* [Goal of the exercise]: Take the line containing "Parse this chart and return its data as JSON." and all lines after it to the end of the records, and output them exactly.
= = =
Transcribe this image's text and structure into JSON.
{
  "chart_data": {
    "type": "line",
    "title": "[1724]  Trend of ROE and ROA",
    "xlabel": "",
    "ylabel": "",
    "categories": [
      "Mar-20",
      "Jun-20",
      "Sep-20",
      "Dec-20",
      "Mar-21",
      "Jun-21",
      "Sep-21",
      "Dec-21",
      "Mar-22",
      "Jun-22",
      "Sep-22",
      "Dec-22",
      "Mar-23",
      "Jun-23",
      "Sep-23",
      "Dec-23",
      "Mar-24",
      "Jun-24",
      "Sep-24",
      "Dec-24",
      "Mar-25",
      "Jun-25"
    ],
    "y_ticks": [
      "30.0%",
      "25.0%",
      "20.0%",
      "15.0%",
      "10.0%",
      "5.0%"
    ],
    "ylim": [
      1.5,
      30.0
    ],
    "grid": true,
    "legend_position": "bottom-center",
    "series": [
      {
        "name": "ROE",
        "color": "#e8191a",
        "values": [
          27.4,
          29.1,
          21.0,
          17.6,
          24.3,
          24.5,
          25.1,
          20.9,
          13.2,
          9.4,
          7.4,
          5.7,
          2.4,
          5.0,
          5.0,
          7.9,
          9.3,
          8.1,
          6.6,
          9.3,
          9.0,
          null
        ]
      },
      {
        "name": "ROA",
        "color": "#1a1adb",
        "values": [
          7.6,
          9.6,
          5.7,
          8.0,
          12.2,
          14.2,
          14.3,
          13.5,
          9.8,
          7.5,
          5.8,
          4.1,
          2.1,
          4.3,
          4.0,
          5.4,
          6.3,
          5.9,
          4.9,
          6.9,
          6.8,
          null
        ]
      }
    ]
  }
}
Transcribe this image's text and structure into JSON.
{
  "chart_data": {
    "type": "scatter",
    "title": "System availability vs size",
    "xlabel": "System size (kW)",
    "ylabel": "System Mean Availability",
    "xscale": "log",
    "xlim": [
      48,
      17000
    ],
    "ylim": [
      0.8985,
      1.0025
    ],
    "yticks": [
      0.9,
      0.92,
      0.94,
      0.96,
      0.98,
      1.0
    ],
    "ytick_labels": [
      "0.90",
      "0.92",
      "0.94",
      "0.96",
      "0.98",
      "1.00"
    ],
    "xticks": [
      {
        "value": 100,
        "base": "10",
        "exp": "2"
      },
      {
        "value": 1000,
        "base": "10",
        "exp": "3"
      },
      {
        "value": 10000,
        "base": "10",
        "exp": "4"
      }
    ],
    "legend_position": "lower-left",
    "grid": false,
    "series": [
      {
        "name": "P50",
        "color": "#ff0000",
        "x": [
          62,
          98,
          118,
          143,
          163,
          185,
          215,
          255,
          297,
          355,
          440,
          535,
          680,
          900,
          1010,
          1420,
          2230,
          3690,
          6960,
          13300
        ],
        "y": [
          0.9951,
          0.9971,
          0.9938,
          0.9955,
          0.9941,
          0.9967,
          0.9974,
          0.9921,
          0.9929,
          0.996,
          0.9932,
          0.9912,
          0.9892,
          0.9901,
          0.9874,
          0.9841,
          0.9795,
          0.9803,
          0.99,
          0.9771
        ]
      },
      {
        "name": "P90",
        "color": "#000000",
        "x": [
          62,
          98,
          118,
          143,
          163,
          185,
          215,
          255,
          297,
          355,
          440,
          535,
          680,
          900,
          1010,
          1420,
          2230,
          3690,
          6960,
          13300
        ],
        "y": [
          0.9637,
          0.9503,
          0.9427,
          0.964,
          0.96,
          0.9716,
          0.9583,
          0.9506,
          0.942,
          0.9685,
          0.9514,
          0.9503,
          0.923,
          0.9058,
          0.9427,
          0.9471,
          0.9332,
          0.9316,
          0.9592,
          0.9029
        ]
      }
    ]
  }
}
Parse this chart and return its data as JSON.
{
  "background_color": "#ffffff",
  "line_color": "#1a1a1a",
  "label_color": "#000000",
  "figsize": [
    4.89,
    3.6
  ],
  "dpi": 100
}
= = =
* [Reply to the exercise]:
Parse this chart and return its data as JSON.
{
  "background_color": "#ffffff",
  "line_color": "#1a1a1a",
  "label_color": "#000000",
  "figsize": [
    4.89,
    3.6
  ],
  "dpi": 100
}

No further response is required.